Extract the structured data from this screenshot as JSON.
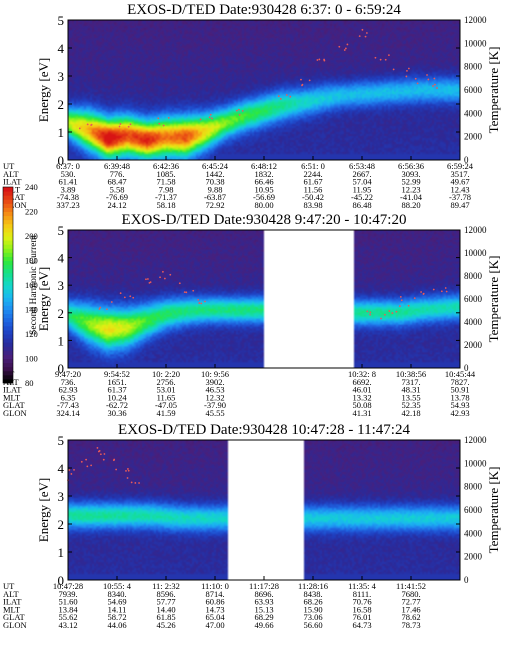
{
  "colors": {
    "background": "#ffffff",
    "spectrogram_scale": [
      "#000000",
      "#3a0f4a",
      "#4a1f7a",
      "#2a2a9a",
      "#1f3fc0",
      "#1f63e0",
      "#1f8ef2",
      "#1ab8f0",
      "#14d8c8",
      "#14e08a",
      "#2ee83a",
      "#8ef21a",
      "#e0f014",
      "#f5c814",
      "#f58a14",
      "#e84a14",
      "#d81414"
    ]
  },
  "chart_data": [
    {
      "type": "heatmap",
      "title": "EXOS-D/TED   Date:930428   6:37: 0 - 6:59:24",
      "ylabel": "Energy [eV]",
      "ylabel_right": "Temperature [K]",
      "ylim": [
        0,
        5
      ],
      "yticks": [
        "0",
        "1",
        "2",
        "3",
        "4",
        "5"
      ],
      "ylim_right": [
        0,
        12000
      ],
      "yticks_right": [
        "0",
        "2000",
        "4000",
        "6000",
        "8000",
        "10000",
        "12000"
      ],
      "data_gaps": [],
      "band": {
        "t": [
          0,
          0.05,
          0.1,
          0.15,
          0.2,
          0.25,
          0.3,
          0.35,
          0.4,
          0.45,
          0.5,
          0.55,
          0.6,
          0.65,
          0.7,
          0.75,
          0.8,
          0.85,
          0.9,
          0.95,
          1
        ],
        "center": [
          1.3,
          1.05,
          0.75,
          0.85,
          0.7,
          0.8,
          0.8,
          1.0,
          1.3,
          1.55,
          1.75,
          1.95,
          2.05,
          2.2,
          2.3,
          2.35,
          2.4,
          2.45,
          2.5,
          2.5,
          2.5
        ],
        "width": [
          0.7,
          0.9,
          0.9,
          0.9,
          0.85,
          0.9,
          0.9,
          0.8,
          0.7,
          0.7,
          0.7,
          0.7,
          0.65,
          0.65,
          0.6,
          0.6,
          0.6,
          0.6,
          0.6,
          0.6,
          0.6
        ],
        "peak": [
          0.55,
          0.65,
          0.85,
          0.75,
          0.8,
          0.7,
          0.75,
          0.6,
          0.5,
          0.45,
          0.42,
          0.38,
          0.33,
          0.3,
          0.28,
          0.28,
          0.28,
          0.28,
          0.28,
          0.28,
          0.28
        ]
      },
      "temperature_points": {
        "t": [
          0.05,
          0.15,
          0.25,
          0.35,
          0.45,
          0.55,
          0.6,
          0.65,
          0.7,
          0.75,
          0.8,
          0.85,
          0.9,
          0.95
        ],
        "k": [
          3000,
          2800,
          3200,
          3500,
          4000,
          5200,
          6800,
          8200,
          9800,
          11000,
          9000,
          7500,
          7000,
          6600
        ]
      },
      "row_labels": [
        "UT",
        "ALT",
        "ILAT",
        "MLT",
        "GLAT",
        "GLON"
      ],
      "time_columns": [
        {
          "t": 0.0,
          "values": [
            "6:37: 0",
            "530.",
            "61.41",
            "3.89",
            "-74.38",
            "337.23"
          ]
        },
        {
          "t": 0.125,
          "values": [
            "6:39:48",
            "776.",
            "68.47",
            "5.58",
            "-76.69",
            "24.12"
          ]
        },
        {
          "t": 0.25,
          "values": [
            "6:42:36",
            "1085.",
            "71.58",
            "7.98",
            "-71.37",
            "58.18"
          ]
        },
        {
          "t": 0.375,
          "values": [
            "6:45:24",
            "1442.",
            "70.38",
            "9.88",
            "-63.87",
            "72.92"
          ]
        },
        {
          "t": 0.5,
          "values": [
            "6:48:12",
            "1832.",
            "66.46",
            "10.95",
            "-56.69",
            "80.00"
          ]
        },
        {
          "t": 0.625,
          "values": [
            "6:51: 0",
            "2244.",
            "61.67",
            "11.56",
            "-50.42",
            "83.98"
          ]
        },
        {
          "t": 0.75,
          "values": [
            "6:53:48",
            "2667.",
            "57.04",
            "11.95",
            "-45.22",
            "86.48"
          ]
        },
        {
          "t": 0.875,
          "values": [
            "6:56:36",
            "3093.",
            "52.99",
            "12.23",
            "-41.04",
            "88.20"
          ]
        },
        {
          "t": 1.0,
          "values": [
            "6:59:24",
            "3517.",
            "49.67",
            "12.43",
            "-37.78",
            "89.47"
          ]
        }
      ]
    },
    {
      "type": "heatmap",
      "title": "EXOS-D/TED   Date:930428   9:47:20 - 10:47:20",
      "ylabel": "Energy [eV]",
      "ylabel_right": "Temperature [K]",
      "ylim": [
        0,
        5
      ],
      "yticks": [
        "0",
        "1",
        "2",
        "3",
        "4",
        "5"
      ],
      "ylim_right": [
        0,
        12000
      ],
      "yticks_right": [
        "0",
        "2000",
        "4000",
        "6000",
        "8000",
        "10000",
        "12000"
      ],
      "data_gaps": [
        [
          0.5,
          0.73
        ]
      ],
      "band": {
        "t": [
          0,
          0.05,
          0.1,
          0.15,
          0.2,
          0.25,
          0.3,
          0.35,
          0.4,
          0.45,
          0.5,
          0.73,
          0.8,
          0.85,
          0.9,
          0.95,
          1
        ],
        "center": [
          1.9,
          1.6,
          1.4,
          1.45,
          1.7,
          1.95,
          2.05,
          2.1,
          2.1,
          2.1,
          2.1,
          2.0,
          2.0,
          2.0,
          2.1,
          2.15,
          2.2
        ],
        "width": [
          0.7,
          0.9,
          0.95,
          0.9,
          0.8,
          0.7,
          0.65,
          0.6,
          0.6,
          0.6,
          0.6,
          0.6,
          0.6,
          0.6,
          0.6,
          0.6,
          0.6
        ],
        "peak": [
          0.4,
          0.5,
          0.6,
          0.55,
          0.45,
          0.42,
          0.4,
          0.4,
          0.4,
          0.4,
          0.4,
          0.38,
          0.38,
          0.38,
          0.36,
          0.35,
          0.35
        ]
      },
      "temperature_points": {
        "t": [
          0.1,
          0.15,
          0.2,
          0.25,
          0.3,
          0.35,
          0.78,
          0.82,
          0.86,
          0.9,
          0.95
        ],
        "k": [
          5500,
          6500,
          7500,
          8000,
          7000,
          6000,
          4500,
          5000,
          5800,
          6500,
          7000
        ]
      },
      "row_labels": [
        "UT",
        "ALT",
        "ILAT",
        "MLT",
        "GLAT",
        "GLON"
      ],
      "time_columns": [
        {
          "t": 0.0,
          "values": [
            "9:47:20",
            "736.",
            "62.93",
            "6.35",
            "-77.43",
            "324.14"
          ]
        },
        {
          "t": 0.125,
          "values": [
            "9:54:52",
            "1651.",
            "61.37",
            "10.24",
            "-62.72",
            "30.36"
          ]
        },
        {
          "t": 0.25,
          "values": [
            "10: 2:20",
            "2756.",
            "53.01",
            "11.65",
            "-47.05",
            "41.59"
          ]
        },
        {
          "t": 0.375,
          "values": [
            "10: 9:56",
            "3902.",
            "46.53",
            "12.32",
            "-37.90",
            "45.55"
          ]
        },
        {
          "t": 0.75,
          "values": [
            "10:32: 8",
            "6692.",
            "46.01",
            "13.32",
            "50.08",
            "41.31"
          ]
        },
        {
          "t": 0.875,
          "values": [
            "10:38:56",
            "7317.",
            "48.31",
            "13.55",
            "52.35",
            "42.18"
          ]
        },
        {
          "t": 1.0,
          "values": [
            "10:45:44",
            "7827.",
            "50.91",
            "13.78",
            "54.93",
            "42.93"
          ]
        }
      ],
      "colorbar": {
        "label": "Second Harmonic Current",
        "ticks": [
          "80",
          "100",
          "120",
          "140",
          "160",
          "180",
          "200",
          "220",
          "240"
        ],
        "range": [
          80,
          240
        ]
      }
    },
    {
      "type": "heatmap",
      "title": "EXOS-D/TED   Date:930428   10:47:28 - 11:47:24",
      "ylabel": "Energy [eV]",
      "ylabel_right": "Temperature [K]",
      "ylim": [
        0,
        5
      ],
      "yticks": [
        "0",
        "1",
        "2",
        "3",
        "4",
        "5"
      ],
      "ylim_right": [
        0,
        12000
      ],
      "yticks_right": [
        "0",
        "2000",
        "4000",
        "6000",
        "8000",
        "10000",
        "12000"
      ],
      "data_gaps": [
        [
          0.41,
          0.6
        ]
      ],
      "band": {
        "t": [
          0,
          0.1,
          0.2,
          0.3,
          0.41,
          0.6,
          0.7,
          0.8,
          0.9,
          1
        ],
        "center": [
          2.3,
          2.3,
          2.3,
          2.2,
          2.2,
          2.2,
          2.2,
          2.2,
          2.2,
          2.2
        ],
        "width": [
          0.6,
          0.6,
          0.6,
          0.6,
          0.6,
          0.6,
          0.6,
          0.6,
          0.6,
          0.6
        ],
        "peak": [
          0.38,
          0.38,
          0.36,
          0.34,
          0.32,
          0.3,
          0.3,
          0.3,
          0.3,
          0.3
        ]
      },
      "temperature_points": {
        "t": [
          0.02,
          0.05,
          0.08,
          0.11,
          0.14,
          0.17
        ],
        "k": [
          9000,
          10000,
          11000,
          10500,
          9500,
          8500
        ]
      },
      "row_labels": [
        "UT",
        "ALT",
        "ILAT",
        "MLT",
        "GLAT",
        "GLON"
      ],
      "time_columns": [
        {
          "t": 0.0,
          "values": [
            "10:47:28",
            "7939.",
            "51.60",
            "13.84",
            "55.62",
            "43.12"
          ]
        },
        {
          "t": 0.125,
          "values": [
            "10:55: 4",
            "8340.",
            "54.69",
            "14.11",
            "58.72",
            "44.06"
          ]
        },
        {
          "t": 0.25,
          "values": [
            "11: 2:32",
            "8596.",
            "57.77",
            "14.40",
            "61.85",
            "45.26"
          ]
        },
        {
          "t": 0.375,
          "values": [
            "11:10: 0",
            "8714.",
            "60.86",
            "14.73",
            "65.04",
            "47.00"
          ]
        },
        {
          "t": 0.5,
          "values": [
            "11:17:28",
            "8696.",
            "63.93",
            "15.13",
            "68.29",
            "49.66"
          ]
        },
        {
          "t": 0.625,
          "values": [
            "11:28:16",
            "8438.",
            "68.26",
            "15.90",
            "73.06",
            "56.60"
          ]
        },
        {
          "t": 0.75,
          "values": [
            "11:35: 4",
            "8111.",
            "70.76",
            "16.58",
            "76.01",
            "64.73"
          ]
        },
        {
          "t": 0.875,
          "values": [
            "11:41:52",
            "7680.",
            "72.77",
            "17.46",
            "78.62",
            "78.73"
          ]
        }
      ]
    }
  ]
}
--
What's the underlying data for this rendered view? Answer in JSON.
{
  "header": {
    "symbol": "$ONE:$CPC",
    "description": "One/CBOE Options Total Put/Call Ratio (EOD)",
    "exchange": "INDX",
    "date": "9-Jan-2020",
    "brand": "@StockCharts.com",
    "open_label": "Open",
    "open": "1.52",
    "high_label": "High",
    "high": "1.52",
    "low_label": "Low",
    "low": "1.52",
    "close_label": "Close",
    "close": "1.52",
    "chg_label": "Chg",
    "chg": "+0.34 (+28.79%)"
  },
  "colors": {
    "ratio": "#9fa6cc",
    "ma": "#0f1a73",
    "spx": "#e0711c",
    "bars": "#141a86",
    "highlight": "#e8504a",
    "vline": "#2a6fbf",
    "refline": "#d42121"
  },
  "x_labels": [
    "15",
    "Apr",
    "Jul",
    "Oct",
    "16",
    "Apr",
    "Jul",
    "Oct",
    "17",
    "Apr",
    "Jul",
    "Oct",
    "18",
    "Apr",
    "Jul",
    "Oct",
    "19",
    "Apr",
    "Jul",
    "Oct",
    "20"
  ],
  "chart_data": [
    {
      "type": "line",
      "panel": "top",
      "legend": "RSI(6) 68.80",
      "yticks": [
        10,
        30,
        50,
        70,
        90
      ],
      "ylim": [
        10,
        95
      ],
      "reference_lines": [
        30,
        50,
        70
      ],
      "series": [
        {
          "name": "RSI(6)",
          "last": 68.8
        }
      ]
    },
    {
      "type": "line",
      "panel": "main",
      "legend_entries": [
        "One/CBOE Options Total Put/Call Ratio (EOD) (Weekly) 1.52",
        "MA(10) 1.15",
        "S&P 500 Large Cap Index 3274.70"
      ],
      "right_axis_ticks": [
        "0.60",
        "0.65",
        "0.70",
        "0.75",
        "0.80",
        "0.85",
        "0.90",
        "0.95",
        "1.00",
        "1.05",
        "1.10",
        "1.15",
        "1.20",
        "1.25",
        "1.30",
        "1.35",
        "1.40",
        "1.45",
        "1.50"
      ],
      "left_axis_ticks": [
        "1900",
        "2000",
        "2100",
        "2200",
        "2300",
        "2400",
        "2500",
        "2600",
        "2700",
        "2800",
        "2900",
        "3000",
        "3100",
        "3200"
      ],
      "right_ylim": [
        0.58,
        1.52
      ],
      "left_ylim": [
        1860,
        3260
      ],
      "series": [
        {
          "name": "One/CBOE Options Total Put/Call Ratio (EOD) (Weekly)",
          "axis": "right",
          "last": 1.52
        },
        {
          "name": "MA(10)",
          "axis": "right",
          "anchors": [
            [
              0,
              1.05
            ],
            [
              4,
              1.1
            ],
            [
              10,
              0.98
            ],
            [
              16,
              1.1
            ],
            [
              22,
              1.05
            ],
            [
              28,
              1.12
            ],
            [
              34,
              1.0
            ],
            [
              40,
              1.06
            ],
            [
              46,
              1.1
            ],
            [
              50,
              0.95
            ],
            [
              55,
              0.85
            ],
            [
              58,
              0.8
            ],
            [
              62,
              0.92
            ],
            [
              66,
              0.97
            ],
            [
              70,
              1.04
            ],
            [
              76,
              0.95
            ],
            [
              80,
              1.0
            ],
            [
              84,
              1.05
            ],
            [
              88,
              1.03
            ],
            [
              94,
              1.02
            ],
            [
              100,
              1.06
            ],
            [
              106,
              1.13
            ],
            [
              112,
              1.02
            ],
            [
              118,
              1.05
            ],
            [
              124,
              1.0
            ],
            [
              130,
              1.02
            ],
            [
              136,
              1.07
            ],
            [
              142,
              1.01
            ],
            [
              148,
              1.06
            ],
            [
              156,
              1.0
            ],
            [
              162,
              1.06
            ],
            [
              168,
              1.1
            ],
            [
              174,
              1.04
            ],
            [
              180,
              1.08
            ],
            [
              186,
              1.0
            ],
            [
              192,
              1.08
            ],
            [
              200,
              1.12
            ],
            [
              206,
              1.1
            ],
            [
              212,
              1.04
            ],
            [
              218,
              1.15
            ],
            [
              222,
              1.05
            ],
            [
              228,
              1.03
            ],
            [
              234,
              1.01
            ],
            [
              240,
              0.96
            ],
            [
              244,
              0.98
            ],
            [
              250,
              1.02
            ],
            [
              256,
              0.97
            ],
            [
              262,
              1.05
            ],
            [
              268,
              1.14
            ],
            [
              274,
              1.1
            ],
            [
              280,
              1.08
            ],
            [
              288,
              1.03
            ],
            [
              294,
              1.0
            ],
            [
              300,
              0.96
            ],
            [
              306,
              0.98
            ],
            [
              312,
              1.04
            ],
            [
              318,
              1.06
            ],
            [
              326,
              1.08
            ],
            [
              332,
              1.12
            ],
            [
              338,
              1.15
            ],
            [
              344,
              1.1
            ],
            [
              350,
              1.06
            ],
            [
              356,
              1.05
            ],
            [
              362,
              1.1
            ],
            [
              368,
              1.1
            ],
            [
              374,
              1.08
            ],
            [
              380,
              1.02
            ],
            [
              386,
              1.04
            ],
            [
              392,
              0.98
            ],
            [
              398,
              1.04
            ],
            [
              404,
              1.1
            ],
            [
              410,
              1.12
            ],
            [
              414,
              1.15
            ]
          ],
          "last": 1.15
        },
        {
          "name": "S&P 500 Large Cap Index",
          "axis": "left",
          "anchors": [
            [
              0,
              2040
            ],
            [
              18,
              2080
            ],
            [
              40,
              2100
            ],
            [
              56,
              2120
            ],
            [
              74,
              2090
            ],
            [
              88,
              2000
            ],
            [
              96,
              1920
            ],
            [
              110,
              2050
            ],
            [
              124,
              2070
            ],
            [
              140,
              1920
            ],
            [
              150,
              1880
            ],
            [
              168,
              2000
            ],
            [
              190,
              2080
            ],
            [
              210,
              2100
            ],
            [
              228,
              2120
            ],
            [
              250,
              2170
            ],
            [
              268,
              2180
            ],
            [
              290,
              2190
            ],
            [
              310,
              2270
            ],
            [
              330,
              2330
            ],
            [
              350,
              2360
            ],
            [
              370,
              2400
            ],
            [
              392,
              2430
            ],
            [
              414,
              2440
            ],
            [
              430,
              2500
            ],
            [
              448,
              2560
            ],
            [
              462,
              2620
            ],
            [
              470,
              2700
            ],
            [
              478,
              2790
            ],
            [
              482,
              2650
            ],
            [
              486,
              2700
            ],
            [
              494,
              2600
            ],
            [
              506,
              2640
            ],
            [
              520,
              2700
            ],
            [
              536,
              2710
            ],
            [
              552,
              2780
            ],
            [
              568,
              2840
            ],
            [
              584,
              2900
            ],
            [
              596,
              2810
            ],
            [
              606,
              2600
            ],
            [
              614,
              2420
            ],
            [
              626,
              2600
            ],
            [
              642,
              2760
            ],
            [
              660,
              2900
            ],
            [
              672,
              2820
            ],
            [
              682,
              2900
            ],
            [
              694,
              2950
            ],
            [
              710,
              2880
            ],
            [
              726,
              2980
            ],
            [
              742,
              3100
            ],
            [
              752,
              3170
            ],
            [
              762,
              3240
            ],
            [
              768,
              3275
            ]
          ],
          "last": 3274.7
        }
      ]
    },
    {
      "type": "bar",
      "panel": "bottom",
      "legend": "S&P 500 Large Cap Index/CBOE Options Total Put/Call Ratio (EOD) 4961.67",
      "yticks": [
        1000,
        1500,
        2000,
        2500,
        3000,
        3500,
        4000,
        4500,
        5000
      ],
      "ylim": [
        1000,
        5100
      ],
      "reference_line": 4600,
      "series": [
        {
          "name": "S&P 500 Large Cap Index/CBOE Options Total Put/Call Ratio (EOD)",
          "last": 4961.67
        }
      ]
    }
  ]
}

WHAT THE TASK ASKS »
Copy each line from the records above that includes the string "last".

SOLUTION TO THE PROBLEM »
          "last": 68.8
          "last": 1.52
          "last": 1.15
          "last": 3274.7
          "last": 4961.67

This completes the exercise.